--- Given records ---
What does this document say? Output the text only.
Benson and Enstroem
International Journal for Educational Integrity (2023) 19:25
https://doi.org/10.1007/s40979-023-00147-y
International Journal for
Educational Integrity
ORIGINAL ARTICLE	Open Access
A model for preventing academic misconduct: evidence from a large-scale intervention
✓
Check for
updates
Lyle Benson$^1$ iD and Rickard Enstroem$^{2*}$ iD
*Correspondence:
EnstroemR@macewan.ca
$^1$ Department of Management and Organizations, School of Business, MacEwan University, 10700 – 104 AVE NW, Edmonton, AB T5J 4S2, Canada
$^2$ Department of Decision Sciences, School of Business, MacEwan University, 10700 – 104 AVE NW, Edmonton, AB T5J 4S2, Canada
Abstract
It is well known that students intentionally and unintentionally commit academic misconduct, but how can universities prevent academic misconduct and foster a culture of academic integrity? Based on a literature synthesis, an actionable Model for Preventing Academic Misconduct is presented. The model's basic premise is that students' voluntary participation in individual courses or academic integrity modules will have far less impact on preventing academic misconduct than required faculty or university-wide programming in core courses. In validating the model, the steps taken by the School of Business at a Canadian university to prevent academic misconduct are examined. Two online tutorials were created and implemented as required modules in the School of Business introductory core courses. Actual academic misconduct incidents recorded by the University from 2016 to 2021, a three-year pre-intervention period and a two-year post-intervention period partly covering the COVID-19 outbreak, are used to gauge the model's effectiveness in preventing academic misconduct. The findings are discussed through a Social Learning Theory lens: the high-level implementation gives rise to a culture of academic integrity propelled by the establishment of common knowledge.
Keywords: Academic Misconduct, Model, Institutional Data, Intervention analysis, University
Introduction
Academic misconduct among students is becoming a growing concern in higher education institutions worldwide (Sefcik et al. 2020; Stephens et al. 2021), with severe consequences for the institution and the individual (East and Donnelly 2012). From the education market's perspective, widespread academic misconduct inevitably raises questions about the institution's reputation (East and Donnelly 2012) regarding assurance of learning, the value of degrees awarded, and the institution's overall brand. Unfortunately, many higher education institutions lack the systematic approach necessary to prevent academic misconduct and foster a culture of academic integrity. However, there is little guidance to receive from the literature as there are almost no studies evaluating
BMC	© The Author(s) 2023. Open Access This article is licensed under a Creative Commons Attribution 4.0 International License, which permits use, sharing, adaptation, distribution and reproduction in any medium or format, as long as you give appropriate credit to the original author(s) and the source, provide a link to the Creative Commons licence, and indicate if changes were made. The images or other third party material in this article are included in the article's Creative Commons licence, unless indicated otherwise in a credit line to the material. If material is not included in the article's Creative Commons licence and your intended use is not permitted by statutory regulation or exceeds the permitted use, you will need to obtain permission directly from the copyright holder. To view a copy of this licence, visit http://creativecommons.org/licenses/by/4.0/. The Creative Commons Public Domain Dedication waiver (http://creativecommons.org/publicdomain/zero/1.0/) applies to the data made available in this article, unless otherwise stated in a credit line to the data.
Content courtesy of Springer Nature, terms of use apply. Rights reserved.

--- Goal ---
Give the count of lines holding the word "Benson", with no other words.

--- Answer below ---
2